Only a number is wanted: the count of lines in this listing that contain "structured".

(Figure record listings)
· · · · ·
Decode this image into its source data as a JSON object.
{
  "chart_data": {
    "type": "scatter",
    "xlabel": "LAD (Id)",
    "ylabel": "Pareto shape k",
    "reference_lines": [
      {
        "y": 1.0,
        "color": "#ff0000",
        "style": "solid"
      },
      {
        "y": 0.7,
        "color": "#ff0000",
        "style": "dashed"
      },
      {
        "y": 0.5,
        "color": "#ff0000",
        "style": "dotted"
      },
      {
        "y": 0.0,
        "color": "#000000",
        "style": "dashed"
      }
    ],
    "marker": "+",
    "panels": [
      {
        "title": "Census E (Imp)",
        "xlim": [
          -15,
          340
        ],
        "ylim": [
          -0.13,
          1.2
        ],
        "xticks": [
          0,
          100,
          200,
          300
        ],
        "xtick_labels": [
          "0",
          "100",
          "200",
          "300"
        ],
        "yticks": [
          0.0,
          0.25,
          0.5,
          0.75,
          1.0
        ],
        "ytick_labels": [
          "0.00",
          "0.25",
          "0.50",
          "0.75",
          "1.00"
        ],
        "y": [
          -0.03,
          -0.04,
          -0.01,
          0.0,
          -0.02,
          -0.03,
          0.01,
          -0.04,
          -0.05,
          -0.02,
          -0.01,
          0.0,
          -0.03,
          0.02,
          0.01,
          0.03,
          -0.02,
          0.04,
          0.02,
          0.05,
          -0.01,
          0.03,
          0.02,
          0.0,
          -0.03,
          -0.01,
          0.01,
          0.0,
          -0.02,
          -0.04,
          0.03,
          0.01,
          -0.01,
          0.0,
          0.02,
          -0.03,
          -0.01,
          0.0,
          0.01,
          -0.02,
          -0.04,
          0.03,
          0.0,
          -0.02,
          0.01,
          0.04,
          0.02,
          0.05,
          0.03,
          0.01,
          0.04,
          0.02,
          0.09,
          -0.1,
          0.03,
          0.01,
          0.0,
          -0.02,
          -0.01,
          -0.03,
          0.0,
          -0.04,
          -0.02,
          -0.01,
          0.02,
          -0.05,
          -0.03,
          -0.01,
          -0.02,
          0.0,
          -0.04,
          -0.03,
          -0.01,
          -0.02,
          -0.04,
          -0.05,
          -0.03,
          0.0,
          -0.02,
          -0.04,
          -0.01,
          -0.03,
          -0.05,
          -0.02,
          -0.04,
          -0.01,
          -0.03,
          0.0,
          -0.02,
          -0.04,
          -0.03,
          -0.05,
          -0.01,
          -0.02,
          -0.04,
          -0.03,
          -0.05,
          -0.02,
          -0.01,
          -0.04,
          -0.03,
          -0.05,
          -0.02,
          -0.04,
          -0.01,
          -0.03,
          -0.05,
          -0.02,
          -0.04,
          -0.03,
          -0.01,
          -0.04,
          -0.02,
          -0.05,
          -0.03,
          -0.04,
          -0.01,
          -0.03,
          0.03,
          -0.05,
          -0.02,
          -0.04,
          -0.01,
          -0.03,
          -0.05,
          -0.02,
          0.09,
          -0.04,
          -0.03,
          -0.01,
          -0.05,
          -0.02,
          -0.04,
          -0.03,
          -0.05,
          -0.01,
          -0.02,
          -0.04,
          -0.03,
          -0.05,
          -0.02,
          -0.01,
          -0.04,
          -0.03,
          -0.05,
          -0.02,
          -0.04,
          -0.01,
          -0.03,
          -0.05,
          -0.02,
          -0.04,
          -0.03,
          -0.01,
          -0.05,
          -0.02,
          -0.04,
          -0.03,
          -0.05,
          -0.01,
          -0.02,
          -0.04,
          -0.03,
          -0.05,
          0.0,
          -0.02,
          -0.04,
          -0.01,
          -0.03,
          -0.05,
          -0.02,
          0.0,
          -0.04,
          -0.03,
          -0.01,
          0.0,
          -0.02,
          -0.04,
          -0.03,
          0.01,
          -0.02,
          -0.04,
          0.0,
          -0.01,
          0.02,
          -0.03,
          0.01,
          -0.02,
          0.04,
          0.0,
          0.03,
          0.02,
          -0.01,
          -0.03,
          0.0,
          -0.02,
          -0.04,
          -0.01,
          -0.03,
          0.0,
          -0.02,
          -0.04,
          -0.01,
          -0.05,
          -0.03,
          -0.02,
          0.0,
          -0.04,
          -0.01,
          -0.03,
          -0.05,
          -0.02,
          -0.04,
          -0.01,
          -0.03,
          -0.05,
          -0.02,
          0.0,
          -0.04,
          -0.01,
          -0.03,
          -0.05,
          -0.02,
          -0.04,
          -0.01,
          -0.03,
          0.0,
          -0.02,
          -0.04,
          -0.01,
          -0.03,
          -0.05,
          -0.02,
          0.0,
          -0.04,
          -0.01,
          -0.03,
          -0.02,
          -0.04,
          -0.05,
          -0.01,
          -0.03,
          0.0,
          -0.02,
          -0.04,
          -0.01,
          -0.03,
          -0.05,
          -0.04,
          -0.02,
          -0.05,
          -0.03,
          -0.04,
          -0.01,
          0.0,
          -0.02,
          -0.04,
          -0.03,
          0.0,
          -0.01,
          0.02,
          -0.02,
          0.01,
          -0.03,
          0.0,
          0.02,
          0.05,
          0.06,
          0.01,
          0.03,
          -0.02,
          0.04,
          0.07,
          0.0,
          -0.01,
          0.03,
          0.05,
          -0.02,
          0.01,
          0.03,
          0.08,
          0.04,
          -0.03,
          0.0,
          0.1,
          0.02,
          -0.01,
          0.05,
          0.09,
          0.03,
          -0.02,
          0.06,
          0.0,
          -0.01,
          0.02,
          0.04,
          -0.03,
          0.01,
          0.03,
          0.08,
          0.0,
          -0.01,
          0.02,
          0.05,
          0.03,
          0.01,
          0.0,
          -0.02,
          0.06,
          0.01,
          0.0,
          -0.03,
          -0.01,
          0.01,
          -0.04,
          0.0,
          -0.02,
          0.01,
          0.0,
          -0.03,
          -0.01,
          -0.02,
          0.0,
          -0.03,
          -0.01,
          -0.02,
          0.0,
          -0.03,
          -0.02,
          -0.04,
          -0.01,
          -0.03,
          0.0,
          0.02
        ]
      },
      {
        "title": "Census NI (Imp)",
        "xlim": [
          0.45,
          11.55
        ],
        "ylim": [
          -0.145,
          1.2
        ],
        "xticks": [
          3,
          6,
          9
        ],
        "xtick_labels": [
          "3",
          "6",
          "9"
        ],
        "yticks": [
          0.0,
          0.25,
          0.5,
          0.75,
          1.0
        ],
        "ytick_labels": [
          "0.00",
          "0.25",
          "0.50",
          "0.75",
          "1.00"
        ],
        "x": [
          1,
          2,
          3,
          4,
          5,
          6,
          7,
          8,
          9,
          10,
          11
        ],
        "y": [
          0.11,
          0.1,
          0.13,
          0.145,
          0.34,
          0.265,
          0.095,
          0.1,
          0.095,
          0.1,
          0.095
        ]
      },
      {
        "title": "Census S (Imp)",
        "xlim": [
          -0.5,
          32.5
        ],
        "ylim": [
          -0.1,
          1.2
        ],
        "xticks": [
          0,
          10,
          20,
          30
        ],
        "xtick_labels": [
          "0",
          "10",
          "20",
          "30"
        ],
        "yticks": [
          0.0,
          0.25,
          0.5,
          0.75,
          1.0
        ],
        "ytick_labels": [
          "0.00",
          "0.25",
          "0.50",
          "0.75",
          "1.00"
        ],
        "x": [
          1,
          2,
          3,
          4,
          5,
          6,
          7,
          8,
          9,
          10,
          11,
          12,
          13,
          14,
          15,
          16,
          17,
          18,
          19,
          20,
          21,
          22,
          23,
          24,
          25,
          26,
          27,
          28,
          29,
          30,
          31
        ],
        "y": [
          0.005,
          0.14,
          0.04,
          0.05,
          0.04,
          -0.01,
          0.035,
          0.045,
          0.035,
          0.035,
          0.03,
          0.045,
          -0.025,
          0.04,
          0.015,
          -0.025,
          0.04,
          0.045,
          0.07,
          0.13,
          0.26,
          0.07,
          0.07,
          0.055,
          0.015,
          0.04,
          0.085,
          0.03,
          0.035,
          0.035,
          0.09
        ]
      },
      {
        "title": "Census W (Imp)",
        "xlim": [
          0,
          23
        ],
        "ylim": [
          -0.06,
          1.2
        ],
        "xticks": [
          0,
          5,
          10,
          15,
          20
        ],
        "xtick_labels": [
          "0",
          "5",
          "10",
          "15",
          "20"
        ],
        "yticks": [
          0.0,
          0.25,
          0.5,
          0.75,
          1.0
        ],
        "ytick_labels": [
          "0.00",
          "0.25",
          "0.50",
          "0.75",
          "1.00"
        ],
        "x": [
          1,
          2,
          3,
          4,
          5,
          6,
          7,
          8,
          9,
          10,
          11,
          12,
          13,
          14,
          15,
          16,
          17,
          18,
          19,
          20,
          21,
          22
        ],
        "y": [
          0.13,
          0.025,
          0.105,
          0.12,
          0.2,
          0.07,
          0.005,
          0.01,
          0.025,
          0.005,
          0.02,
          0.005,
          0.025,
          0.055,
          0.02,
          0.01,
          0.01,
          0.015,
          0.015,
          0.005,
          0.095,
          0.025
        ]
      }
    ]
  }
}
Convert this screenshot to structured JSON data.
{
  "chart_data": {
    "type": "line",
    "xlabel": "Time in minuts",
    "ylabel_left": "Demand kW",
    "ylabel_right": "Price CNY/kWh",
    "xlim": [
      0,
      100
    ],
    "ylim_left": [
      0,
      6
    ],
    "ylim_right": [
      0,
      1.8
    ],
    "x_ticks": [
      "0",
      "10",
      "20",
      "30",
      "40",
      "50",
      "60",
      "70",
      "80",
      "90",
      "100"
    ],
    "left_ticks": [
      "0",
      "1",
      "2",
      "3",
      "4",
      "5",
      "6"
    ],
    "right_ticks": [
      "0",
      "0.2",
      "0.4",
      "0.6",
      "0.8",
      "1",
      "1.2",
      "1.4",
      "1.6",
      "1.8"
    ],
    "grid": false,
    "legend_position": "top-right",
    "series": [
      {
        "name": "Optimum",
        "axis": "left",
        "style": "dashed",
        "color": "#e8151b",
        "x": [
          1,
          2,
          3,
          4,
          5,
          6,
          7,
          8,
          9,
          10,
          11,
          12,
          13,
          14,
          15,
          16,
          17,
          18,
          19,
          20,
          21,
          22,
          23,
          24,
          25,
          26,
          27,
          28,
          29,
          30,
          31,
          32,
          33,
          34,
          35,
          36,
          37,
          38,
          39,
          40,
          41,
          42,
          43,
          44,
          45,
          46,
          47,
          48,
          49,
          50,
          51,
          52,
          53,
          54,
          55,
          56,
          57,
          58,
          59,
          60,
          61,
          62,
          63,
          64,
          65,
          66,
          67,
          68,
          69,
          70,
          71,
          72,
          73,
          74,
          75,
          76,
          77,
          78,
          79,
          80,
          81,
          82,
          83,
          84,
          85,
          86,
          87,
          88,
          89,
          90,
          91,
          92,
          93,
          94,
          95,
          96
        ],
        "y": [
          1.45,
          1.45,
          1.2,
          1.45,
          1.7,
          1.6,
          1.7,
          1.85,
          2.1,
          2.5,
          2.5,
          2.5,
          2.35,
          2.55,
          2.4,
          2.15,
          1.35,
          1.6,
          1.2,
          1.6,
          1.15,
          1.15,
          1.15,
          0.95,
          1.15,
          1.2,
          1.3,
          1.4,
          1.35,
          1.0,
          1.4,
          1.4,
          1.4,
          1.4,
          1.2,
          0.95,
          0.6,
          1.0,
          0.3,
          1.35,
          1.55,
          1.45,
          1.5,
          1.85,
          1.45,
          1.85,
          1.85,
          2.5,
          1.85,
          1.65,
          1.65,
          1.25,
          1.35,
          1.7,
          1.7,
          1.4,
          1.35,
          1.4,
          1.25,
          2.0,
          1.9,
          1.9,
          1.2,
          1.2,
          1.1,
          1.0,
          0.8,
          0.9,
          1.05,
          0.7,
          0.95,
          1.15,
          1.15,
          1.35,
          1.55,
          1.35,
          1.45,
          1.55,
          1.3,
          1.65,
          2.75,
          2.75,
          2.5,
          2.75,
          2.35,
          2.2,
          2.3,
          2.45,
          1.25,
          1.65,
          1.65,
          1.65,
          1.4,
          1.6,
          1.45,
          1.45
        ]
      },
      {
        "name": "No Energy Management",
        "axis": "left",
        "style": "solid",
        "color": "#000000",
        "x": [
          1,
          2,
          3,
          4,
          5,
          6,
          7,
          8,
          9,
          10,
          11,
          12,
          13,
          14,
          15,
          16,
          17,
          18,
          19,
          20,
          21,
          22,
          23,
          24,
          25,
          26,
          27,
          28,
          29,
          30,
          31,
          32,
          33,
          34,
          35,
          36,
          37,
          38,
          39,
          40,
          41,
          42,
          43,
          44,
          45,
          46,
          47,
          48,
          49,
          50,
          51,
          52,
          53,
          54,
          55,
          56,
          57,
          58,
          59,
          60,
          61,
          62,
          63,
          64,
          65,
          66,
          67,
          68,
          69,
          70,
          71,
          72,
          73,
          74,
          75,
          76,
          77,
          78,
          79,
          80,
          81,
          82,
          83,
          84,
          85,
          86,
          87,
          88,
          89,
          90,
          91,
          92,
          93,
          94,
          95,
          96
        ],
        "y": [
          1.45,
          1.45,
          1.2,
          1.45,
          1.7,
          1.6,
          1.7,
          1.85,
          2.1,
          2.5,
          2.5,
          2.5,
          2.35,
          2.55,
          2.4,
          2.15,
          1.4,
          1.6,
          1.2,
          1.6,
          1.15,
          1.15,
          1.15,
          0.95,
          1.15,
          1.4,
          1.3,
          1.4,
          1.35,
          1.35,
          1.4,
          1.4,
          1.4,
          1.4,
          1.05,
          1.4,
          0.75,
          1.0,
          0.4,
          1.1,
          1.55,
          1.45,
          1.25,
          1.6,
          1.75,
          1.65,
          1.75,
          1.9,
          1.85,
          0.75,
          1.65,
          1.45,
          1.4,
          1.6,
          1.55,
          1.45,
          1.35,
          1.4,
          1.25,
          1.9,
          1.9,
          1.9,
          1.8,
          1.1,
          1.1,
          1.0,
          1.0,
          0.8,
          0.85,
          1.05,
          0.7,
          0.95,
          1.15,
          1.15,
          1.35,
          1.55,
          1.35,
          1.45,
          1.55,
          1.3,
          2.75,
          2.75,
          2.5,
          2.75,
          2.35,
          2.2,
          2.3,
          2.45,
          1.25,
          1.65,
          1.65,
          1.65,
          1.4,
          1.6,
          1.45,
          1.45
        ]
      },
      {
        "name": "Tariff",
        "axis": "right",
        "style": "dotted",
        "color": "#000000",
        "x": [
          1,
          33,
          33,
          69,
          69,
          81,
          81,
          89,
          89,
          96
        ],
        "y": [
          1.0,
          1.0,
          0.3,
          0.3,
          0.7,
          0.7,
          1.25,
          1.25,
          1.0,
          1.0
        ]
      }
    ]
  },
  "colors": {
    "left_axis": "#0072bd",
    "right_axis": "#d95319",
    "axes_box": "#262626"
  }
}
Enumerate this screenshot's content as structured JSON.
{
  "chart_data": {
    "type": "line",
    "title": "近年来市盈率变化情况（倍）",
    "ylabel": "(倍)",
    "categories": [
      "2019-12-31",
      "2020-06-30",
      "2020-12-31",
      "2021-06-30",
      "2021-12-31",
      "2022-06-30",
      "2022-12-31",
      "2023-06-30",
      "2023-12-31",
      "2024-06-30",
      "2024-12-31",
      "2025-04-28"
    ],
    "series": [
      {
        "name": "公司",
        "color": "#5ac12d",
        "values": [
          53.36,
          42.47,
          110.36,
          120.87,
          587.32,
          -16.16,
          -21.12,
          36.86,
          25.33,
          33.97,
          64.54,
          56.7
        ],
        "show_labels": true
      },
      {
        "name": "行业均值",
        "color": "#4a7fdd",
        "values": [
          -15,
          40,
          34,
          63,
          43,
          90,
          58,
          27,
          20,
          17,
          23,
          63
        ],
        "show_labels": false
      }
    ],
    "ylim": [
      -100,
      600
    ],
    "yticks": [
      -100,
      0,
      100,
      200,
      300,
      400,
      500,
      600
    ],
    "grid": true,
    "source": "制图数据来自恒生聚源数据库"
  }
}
· · · · ·
*Reply to the task*
2